Exercise objective:
Quote every line below exactly and skip any picture.

Records supplied:

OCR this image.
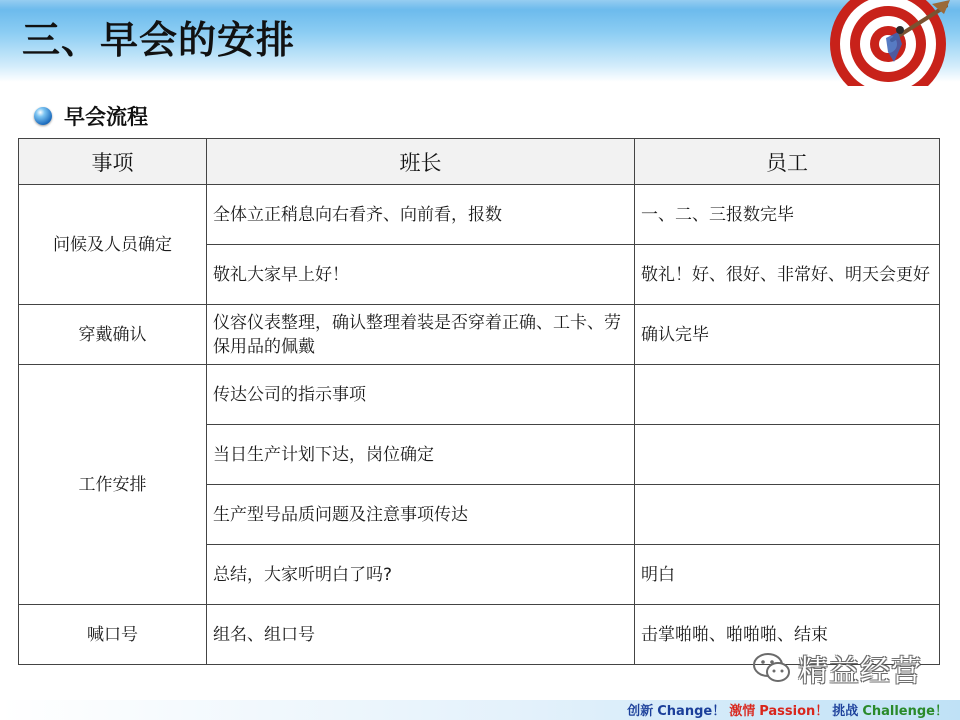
三、早会的安排
早会流程
事项	班长	员工
问候及人员确定	全体立正稍息向右看齐、向前看，报数	一、二、三报数完毕
	敬礼大家早上好！	敬礼！好、很好、非常好、明天会更好
穿戴确认	仪容仪表整理，确认整理着装是否穿着正确、工卡、劳保用品的佩戴	确认完毕
工作安排	传达公司的指示事项	
	当日生产计划下达，岗位确定	
	生产型号品质问题及注意事项传达	
	总结，大家听明白了吗?	明白
喊口号	组名、组口号	击掌啪啪、啪啪啪、结束
精益经营
创新 Change！ 激情 Passion！ 挑战 Challenge！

Solution to this problem:
OCR this image.
三、早会的安排
早会流程
事项	班长	员工
问候及人员确定	全体立正稍息向右看齐、向前看，报数	一、二、三报数完毕
	敬礼大家早上好！	敬礼！好、很好、非常好、明天会更好
穿戴确认	仪容仪表整理，确认整理着装是否穿着正确、工卡、劳保用品的佩戴	确认完毕
工作安排	传达公司的指示事项	
	当日生产计划下达，岗位确定	
	生产型号品质问题及注意事项传达	
	总结，大家听明白了吗?	明白
喊口号	组名、组口号	击掌啪啪、啪啪啪、结束
精益经营
创新 Change！ 激情 Passion！ 挑战 Challenge！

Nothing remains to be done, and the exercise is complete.